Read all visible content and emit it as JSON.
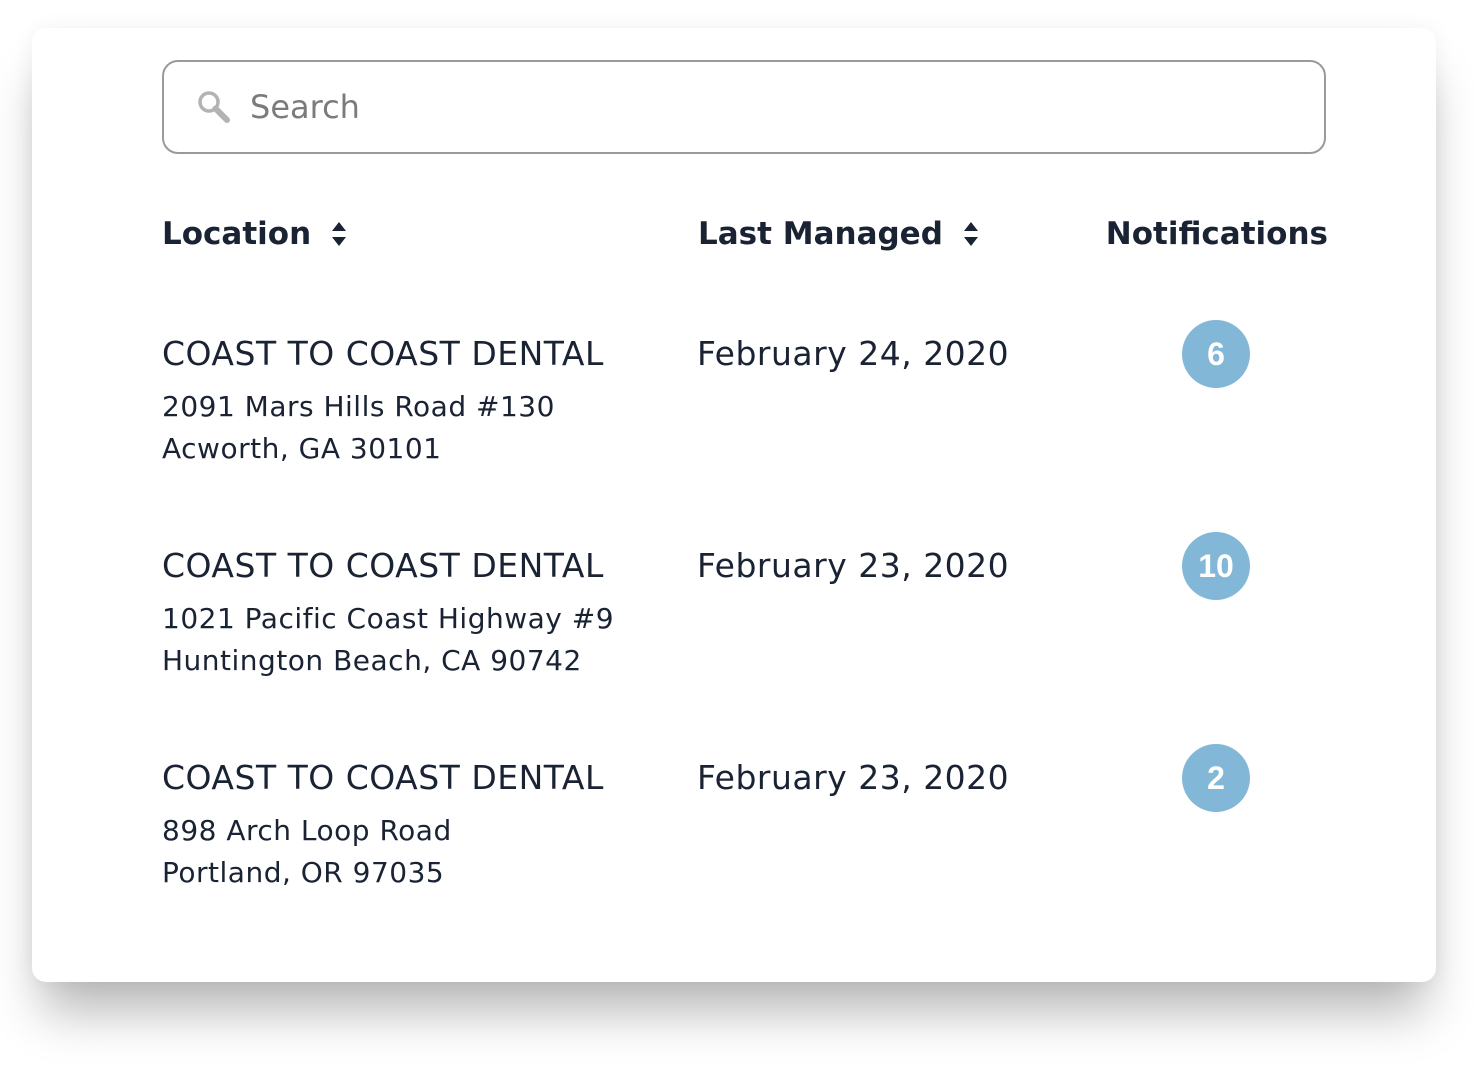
{
  "search": {
    "placeholder": "Search",
    "icon": "search-icon"
  },
  "table": {
    "columns": [
      {
        "label": "Location",
        "sortable": true
      },
      {
        "label": "Last Managed",
        "sortable": true
      },
      {
        "label": "Notifications",
        "sortable": false
      }
    ],
    "rows": [
      {
        "name": "COAST TO COAST DENTAL",
        "address_line1": "2091 Mars Hills Road #130",
        "address_line2": "Acworth, GA 30101",
        "last_managed": "February 24, 2020",
        "notifications": "6"
      },
      {
        "name": "COAST TO COAST DENTAL",
        "address_line1": "1021 Pacific Coast Highway #9",
        "address_line2": "Huntington Beach, CA 90742",
        "last_managed": "February 23, 2020",
        "notifications": "10"
      },
      {
        "name": "COAST TO COAST DENTAL",
        "address_line1": "898 Arch Loop Road",
        "address_line2": "Portland, OR 97035",
        "last_managed": "February 23, 2020",
        "notifications": "2"
      }
    ]
  },
  "colors": {
    "text": "#1a2333",
    "badge": "#83b7d7",
    "border": "#9a9a9a"
  }
}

##########

• [EXERCISE GOAL]:
Print every record above exactly as written, leaving out the pictures.

• [TASK RESPONSE]:
Read all visible content and emit it as JSON.
{
  "search": {
    "placeholder": "Search",
    "icon": "search-icon"
  },
  "table": {
    "columns": [
      {
        "label": "Location",
        "sortable": true
      },
      {
        "label": "Last Managed",
        "sortable": true
      },
      {
        "label": "Notifications",
        "sortable": false
      }
    ],
    "rows": [
      {
        "name": "COAST TO COAST DENTAL",
        "address_line1": "2091 Mars Hills Road #130",
        "address_line2": "Acworth, GA 30101",
        "last_managed": "February 24, 2020",
        "notifications": "6"
      },
      {
        "name": "COAST TO COAST DENTAL",
        "address_line1": "1021 Pacific Coast Highway #9",
        "address_line2": "Huntington Beach, CA 90742",
        "last_managed": "February 23, 2020",
        "notifications": "10"
      },
      {
        "name": "COAST TO COAST DENTAL",
        "address_line1": "898 Arch Loop Road",
        "address_line2": "Portland, OR 97035",
        "last_managed": "February 23, 2020",
        "notifications": "2"
      }
    ]
  },
  "colors": {
    "text": "#1a2333",
    "badge": "#83b7d7",
    "border": "#9a9a9a"
  }
}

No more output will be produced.